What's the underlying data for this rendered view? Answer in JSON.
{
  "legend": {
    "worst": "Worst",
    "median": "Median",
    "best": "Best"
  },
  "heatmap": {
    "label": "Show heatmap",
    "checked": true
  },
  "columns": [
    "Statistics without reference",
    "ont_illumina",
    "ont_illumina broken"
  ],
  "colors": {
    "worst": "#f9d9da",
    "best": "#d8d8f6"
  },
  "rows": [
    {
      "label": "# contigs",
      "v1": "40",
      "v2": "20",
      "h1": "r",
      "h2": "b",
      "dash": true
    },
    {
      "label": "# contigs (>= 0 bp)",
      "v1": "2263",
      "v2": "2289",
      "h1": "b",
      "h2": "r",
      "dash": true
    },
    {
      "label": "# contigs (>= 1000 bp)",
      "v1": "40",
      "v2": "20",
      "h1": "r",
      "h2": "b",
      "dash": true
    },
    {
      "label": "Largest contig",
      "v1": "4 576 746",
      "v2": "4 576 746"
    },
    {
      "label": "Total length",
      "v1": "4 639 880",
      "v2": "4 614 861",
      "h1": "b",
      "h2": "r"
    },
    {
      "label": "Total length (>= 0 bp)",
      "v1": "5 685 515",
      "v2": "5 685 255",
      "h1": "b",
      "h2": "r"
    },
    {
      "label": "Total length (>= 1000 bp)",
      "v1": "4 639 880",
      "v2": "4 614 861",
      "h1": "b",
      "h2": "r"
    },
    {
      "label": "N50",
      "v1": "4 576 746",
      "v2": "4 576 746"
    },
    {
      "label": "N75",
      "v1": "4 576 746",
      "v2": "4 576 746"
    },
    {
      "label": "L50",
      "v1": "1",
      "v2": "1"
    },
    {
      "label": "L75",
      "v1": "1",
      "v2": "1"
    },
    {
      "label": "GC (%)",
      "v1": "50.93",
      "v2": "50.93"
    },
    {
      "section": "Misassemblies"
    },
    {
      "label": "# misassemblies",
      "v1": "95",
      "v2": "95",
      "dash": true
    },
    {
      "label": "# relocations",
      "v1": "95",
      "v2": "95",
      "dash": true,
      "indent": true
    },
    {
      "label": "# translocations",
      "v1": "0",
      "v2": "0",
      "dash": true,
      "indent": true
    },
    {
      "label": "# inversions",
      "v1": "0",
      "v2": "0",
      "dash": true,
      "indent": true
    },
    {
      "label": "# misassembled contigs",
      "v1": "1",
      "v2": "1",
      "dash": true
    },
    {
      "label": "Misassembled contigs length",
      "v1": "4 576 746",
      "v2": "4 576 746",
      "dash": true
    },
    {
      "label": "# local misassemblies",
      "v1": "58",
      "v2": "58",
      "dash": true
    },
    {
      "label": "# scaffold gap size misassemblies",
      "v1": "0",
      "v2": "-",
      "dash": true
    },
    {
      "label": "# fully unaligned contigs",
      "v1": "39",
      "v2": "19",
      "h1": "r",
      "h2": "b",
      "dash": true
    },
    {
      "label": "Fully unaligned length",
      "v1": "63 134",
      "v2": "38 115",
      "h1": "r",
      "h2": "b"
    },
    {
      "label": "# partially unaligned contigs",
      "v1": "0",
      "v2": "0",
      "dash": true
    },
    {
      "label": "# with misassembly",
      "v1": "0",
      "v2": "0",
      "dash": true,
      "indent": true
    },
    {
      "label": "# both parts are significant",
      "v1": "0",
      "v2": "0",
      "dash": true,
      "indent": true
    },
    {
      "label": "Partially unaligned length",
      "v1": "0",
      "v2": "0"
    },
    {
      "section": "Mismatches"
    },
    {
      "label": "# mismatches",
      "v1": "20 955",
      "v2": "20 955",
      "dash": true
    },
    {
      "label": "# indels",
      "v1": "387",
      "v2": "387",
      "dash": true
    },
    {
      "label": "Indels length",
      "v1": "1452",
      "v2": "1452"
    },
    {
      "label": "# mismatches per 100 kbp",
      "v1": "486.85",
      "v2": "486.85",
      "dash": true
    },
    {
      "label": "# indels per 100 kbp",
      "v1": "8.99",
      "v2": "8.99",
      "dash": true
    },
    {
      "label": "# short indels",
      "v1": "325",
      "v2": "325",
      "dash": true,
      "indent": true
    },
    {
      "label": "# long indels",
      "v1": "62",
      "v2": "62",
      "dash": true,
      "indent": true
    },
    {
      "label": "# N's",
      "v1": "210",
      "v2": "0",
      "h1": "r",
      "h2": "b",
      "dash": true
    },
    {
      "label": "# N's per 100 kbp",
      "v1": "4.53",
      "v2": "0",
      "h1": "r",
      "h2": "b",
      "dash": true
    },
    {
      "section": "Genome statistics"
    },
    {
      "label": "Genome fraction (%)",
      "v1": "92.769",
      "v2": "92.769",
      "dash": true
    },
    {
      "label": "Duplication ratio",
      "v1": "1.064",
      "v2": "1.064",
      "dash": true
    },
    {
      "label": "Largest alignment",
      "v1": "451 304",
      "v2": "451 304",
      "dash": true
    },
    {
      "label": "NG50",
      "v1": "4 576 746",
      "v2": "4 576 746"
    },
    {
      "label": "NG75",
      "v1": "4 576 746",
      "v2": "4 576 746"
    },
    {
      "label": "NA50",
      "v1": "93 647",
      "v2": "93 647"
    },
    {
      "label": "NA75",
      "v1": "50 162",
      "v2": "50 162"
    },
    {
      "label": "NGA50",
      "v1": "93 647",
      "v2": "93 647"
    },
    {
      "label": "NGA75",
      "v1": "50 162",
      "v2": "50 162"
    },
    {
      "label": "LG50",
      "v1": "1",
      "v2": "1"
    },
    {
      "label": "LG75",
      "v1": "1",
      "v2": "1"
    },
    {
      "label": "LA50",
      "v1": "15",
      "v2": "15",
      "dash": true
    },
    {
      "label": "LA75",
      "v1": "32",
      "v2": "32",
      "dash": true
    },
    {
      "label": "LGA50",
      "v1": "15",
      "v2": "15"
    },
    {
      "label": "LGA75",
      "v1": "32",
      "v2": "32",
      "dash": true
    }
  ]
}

######

Word-for-word copies of all the records are required.

What's the underlying data for this rendered view? Answer in JSON.
{
  "legend": {
    "worst": "Worst",
    "median": "Median",
    "best": "Best"
  },
  "heatmap": {
    "label": "Show heatmap",
    "checked": true
  },
  "columns": [
    "Statistics without reference",
    "ont_illumina",
    "ont_illumina broken"
  ],
  "colors": {
    "worst": "#f9d9da",
    "best": "#d8d8f6"
  },
  "rows": [
    {
      "label": "# contigs",
      "v1": "40",
      "v2": "20",
      "h1": "r",
      "h2": "b",
      "dash": true
    },
    {
      "label": "# contigs (>= 0 bp)",
      "v1": "2263",
      "v2": "2289",
      "h1": "b",
      "h2": "r",
      "dash": true
    },
    {
      "label": "# contigs (>= 1000 bp)",
      "v1": "40",
      "v2": "20",
      "h1": "r",
      "h2": "b",
      "dash": true
    },
    {
      "label": "Largest contig",
      "v1": "4 576 746",
      "v2": "4 576 746"
    },
    {
      "label": "Total length",
      "v1": "4 639 880",
      "v2": "4 614 861",
      "h1": "b",
      "h2": "r"
    },
    {
      "label": "Total length (>= 0 bp)",
      "v1": "5 685 515",
      "v2": "5 685 255",
      "h1": "b",
      "h2": "r"
    },
    {
      "label": "Total length (>= 1000 bp)",
      "v1": "4 639 880",
      "v2": "4 614 861",
      "h1": "b",
      "h2": "r"
    },
    {
      "label": "N50",
      "v1": "4 576 746",
      "v2": "4 576 746"
    },
    {
      "label": "N75",
      "v1": "4 576 746",
      "v2": "4 576 746"
    },
    {
      "label": "L50",
      "v1": "1",
      "v2": "1"
    },
    {
      "label": "L75",
      "v1": "1",
      "v2": "1"
    },
    {
      "label": "GC (%)",
      "v1": "50.93",
      "v2": "50.93"
    },
    {
      "section": "Misassemblies"
    },
    {
      "label": "# misassemblies",
      "v1": "95",
      "v2": "95",
      "dash": true
    },
    {
      "label": "# relocations",
      "v1": "95",
      "v2": "95",
      "dash": true,
      "indent": true
    },
    {
      "label": "# translocations",
      "v1": "0",
      "v2": "0",
      "dash": true,
      "indent": true
    },
    {
      "label": "# inversions",
      "v1": "0",
      "v2": "0",
      "dash": true,
      "indent": true
    },
    {
      "label": "# misassembled contigs",
      "v1": "1",
      "v2": "1",
      "dash": true
    },
    {
      "label": "Misassembled contigs length",
      "v1": "4 576 746",
      "v2": "4 576 746",
      "dash": true
    },
    {
      "label": "# local misassemblies",
      "v1": "58",
      "v2": "58",
      "dash": true
    },
    {
      "label": "# scaffold gap size misassemblies",
      "v1": "0",
      "v2": "-",
      "dash": true
    },
    {
      "label": "# fully unaligned contigs",
      "v1": "39",
      "v2": "19",
      "h1": "r",
      "h2": "b",
      "dash": true
    },
    {
      "label": "Fully unaligned length",
      "v1": "63 134",
      "v2": "38 115",
      "h1": "r",
      "h2": "b"
    },
    {
      "label": "# partially unaligned contigs",
      "v1": "0",
      "v2": "0",
      "dash": true
    },
    {
      "label": "# with misassembly",
      "v1": "0",
      "v2": "0",
      "dash": true,
      "indent": true
    },
    {
      "label": "# both parts are significant",
      "v1": "0",
      "v2": "0",
      "dash": true,
      "indent": true
    },
    {
      "label": "Partially unaligned length",
      "v1": "0",
      "v2": "0"
    },
    {
      "section": "Mismatches"
    },
    {
      "label": "# mismatches",
      "v1": "20 955",
      "v2": "20 955",
      "dash": true
    },
    {
      "label": "# indels",
      "v1": "387",
      "v2": "387",
      "dash": true
    },
    {
      "label": "Indels length",
      "v1": "1452",
      "v2": "1452"
    },
    {
      "label": "# mismatches per 100 kbp",
      "v1": "486.85",
      "v2": "486.85",
      "dash": true
    },
    {
      "label": "# indels per 100 kbp",
      "v1": "8.99",
      "v2": "8.99",
      "dash": true
    },
    {
      "label": "# short indels",
      "v1": "325",
      "v2": "325",
      "dash": true,
      "indent": true
    },
    {
      "label": "# long indels",
      "v1": "62",
      "v2": "62",
      "dash": true,
      "indent": true
    },
    {
      "label": "# N's",
      "v1": "210",
      "v2": "0",
      "h1": "r",
      "h2": "b",
      "dash": true
    },
    {
      "label": "# N's per 100 kbp",
      "v1": "4.53",
      "v2": "0",
      "h1": "r",
      "h2": "b",
      "dash": true
    },
    {
      "section": "Genome statistics"
    },
    {
      "label": "Genome fraction (%)",
      "v1": "92.769",
      "v2": "92.769",
      "dash": true
    },
    {
      "label": "Duplication ratio",
      "v1": "1.064",
      "v2": "1.064",
      "dash": true
    },
    {
      "label": "Largest alignment",
      "v1": "451 304",
      "v2": "451 304",
      "dash": true
    },
    {
      "label": "NG50",
      "v1": "4 576 746",
      "v2": "4 576 746"
    },
    {
      "label": "NG75",
      "v1": "4 576 746",
      "v2": "4 576 746"
    },
    {
      "label": "NA50",
      "v1": "93 647",
      "v2": "93 647"
    },
    {
      "label": "NA75",
      "v1": "50 162",
      "v2": "50 162"
    },
    {
      "label": "NGA50",
      "v1": "93 647",
      "v2": "93 647"
    },
    {
      "label": "NGA75",
      "v1": "50 162",
      "v2": "50 162"
    },
    {
      "label": "LG50",
      "v1": "1",
      "v2": "1"
    },
    {
      "label": "LG75",
      "v1": "1",
      "v2": "1"
    },
    {
      "label": "LA50",
      "v1": "15",
      "v2": "15",
      "dash": true
    },
    {
      "label": "LA75",
      "v1": "32",
      "v2": "32",
      "dash": true
    },
    {
      "label": "LGA50",
      "v1": "15",
      "v2": "15"
    },
    {
      "label": "LGA75",
      "v1": "32",
      "v2": "32",
      "dash": true
    }
  ]
}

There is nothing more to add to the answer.